DATA LISTING:
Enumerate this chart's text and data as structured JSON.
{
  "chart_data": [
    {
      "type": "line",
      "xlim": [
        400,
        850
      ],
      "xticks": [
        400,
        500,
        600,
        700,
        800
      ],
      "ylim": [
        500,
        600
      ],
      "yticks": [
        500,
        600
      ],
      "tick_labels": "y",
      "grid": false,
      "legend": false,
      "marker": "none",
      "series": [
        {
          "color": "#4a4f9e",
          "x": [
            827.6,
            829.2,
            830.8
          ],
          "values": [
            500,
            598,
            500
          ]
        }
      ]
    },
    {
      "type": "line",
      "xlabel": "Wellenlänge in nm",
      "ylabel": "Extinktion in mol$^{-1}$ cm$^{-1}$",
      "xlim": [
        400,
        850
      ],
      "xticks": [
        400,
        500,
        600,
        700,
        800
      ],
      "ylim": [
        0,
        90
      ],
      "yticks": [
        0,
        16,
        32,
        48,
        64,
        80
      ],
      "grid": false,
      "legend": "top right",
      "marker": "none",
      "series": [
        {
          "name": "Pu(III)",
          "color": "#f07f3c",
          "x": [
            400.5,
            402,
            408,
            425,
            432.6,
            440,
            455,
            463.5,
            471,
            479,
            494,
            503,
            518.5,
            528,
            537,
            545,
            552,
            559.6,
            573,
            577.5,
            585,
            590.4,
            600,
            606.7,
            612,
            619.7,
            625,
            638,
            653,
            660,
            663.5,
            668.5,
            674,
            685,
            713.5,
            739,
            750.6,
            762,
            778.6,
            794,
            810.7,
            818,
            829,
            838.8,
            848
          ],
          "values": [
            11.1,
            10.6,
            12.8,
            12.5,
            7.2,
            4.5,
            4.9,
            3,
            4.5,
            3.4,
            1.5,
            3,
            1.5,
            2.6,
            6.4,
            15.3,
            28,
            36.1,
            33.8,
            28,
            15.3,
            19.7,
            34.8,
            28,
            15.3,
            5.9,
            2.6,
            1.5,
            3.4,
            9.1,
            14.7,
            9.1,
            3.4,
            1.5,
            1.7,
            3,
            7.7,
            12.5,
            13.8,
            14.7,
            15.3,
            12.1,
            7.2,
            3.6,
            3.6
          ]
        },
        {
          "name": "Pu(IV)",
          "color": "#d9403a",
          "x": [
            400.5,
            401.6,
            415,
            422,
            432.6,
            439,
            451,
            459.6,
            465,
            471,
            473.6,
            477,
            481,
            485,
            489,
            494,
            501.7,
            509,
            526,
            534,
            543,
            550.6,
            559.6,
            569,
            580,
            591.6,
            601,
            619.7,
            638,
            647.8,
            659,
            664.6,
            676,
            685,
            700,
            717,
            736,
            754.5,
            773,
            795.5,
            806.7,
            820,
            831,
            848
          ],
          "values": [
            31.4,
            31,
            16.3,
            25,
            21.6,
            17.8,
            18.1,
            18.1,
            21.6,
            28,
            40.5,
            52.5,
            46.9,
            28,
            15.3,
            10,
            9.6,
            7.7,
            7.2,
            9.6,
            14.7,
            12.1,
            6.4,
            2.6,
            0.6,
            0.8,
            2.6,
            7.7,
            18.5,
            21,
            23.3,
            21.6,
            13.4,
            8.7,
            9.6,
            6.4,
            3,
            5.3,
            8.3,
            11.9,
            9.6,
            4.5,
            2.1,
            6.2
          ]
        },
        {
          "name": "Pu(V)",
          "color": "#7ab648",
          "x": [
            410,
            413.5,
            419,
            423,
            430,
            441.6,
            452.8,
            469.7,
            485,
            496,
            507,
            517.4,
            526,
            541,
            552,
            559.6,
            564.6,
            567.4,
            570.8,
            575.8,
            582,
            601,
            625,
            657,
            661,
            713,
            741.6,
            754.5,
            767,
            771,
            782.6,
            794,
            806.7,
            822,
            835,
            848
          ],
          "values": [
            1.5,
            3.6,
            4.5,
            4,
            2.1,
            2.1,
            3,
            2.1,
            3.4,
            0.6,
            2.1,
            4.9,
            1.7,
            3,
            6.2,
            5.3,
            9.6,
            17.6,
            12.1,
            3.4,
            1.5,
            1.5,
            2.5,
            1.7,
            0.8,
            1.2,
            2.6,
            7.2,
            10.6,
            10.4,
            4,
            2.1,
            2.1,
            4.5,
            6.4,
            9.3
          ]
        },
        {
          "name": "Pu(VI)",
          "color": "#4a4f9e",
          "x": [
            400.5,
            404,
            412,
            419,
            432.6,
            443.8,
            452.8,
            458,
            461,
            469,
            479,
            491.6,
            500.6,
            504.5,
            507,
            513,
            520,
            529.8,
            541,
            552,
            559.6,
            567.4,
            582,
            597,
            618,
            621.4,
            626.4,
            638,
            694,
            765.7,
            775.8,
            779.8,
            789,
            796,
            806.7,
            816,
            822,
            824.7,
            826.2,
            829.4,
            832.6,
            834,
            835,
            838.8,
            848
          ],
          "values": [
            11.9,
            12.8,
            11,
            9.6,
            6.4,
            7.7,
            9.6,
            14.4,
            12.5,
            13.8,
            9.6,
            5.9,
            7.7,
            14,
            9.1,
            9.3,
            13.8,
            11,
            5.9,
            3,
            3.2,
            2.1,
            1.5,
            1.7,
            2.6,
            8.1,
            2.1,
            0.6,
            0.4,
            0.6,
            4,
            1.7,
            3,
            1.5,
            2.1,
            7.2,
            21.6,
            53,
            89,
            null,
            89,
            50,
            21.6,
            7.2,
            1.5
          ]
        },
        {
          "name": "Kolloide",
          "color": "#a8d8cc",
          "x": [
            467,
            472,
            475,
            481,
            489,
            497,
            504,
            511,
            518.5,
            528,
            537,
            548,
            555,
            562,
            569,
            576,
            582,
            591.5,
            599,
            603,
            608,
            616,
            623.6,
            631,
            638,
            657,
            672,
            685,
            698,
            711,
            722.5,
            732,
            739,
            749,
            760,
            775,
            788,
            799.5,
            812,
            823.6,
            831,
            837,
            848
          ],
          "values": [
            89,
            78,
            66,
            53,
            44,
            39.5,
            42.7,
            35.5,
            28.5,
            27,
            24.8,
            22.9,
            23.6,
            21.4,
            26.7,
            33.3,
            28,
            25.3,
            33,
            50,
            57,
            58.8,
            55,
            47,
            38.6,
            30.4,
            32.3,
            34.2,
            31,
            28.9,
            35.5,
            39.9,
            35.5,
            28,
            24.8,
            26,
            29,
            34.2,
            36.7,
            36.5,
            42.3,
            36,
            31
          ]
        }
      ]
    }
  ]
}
--
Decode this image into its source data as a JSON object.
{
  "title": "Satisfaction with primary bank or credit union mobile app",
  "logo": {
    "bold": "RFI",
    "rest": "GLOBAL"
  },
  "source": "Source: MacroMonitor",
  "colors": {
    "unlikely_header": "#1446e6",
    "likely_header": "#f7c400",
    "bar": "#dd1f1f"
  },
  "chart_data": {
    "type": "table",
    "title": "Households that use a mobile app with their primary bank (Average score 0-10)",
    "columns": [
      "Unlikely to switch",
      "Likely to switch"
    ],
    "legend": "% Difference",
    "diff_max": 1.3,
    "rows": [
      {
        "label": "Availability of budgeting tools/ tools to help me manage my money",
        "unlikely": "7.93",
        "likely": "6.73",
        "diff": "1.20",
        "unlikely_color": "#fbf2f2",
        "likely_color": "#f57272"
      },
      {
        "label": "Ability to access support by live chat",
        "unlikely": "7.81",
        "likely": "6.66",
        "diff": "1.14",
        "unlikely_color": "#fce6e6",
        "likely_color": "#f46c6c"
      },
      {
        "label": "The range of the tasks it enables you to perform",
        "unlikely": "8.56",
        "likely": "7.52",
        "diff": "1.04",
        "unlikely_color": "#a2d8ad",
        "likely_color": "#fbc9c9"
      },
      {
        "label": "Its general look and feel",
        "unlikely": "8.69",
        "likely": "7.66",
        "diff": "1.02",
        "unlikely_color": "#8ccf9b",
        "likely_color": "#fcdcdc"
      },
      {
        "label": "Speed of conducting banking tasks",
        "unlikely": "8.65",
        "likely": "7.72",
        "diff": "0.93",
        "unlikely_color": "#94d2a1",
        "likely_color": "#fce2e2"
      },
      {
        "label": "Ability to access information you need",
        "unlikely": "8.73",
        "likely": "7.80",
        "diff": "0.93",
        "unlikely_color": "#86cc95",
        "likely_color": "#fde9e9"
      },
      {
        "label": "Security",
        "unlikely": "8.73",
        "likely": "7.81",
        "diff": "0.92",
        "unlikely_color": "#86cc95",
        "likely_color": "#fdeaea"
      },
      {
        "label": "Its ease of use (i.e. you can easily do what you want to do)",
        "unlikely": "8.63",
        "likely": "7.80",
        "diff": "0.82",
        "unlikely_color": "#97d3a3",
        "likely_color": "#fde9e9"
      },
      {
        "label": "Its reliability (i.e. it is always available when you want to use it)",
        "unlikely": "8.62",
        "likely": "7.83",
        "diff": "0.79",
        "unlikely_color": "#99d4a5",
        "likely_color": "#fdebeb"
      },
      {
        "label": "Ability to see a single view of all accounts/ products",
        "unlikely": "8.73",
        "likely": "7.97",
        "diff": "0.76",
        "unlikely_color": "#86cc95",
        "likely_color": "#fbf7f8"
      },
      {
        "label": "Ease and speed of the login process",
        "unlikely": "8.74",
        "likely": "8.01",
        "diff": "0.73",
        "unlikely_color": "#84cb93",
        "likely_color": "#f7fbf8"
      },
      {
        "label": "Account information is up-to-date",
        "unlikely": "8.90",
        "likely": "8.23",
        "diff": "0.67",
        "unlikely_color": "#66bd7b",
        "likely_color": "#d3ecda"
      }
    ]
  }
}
---
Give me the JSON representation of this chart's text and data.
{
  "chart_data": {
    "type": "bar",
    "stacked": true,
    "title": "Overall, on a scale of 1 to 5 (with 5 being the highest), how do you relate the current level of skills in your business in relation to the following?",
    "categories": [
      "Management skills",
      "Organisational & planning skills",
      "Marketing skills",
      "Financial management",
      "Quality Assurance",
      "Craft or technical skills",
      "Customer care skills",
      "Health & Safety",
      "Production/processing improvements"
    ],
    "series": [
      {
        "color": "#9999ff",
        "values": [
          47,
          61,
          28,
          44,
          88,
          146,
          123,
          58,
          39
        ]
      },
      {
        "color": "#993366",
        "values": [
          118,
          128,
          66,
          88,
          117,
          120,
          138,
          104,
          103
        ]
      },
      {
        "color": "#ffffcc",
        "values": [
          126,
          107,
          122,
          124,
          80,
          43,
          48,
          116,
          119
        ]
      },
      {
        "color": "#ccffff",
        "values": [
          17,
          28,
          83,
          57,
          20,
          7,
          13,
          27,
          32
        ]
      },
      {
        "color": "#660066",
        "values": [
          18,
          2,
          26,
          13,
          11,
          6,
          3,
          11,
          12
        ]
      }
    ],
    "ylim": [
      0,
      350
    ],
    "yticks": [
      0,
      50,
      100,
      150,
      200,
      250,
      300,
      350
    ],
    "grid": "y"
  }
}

WRITTEN INSTRUCTION: From the entries above, collect every line with the string "type" in it.

WRITTEN RESPONSE:
      "type": "line",
      "type": "line",
    "type": "table",
    "type": "bar",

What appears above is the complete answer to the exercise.